(Element and region data)
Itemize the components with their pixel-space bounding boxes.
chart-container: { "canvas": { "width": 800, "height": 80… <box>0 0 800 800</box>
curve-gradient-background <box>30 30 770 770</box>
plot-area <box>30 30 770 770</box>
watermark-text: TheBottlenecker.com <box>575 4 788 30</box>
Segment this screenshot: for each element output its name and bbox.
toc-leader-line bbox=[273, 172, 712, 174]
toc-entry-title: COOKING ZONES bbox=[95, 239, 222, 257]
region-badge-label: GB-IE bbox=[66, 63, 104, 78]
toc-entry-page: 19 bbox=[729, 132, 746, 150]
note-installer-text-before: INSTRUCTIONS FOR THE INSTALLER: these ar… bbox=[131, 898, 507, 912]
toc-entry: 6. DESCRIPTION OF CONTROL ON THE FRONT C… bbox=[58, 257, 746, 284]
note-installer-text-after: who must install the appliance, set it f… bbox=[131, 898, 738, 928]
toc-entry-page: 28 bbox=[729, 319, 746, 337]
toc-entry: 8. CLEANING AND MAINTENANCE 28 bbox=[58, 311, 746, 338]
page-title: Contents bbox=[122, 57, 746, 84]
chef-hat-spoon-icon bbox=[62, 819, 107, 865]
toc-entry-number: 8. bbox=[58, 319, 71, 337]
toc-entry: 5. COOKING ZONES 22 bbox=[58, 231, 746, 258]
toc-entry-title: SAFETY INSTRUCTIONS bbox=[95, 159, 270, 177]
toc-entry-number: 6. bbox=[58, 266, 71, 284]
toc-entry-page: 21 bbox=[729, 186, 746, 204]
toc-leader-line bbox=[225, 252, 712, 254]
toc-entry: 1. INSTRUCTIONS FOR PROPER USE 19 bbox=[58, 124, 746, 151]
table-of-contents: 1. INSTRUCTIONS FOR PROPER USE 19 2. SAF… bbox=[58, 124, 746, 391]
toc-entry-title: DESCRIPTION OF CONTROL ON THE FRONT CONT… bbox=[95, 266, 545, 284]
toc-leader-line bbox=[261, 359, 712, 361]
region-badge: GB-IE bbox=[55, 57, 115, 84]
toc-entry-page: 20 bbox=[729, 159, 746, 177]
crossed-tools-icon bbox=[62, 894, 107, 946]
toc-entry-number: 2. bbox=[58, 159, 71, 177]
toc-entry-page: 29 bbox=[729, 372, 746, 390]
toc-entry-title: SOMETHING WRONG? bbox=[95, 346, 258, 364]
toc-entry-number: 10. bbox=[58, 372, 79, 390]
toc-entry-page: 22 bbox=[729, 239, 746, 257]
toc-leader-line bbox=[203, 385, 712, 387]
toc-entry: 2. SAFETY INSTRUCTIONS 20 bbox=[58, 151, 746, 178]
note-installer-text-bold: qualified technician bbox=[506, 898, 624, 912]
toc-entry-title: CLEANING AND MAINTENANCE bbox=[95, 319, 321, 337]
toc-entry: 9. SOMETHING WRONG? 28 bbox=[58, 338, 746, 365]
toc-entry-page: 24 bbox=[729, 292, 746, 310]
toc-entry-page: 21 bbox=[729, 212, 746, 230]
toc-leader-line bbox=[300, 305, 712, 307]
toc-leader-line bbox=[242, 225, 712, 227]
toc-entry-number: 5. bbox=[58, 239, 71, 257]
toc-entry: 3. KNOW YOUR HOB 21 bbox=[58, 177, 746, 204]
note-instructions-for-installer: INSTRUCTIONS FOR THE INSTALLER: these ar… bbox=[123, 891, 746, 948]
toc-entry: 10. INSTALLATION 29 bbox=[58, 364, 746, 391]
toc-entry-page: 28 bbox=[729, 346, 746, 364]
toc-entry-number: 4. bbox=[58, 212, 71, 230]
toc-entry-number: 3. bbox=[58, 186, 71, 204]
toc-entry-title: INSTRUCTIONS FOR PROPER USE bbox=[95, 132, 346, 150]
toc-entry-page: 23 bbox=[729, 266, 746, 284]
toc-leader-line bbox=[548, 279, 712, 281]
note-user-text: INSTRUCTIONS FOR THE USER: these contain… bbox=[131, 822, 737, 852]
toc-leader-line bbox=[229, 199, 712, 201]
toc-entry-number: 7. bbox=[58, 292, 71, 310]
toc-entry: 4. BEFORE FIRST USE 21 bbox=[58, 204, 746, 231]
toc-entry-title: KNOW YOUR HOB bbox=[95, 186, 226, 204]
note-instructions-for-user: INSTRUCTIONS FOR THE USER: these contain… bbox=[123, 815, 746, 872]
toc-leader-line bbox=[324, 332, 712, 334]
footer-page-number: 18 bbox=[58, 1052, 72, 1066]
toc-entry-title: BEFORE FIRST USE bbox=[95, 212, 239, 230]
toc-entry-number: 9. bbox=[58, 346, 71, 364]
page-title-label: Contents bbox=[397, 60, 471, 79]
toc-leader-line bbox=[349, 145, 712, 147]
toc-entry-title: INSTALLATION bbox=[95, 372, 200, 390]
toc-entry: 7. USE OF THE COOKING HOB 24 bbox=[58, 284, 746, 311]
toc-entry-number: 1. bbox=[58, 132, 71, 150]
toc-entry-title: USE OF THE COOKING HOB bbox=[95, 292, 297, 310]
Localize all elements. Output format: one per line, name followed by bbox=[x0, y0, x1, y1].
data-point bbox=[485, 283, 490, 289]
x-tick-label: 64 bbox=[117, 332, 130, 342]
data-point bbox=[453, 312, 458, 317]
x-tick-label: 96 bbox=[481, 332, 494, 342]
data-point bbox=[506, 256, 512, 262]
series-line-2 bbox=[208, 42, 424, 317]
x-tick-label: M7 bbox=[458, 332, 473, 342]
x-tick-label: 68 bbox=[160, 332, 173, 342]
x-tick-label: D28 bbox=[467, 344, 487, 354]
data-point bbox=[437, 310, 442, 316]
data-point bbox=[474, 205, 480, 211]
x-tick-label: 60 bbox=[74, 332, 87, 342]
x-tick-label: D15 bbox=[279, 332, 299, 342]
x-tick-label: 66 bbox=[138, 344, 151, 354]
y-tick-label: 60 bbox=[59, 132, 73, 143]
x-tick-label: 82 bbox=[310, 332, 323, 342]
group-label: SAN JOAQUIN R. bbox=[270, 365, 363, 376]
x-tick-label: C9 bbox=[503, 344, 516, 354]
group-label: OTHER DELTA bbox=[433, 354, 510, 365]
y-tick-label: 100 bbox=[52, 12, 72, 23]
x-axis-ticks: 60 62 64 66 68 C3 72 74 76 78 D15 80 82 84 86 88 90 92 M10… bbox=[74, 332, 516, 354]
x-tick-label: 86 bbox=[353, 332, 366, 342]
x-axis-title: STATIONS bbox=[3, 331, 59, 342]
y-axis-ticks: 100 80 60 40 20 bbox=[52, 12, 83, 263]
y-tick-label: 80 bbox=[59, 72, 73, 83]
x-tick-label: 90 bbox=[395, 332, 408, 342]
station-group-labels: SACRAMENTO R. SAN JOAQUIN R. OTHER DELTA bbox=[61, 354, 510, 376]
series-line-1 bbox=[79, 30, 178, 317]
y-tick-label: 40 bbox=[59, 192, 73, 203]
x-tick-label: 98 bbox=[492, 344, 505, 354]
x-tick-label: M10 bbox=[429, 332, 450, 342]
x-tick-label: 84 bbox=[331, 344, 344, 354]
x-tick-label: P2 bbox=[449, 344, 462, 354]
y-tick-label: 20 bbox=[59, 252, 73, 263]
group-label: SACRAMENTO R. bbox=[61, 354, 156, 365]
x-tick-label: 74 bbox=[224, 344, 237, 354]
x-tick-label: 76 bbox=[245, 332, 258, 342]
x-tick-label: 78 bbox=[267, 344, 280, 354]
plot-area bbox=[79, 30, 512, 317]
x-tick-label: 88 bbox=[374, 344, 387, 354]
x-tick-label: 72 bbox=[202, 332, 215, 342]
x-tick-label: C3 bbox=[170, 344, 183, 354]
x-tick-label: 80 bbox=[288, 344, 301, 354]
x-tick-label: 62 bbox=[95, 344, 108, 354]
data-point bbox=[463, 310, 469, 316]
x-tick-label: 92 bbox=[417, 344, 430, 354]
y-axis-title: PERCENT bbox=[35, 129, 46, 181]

STATED PROBLEM. Rewrite the stretch from the start of the entries through the line that contains "table-of-contents: 1. INSTRUCTIONS", swapping "toc-leader-line" for "toc-dot-leader" wherever it occurs and leaving everything else unchanged.

TASK OUTPUT.
Itemize the components with their pixel-space bounding boxes.
chart-container: { "canvas": { "width": 800, "height": 80… <box>0 0 800 800</box>
curve-gradient-background <box>30 30 770 770</box>
plot-area <box>30 30 770 770</box>
watermark-text: TheBottlenecker.com <box>575 4 788 30</box>
Segment this screenshot: for each element output its name and bbox.
toc-dot-leader bbox=[273, 172, 712, 174]
toc-entry-title: COOKING ZONES bbox=[95, 239, 222, 257]
region-badge-label: GB-IE bbox=[66, 63, 104, 78]
toc-entry-page: 19 bbox=[729, 132, 746, 150]
note-installer-text-before: INSTRUCTIONS FOR THE INSTALLER: these ar… bbox=[131, 898, 507, 912]
toc-entry: 6. DESCRIPTION OF CONTROL ON THE FRONT C… bbox=[58, 257, 746, 284]
note-installer-text-after: who must install the appliance, set it f… bbox=[131, 898, 738, 928]
toc-entry-page: 28 bbox=[729, 319, 746, 337]
toc-entry: 8. CLEANING AND MAINTENANCE 28 bbox=[58, 311, 746, 338]
page-title: Contents bbox=[122, 57, 746, 84]
chef-hat-spoon-icon bbox=[62, 819, 107, 865]
toc-entry-number: 8. bbox=[58, 319, 71, 337]
toc-entry: 5. COOKING ZONES 22 bbox=[58, 231, 746, 258]
toc-entry-title: SAFETY INSTRUCTIONS bbox=[95, 159, 270, 177]
toc-entry-number: 6. bbox=[58, 266, 71, 284]
toc-entry-page: 21 bbox=[729, 186, 746, 204]
toc-dot-leader bbox=[225, 252, 712, 254]
toc-entry: 1. INSTRUCTIONS FOR PROPER USE 19 bbox=[58, 124, 746, 151]
table-of-contents: 1. INSTRUCTIONS FOR PROPER USE 19 2. SAF… bbox=[58, 124, 746, 391]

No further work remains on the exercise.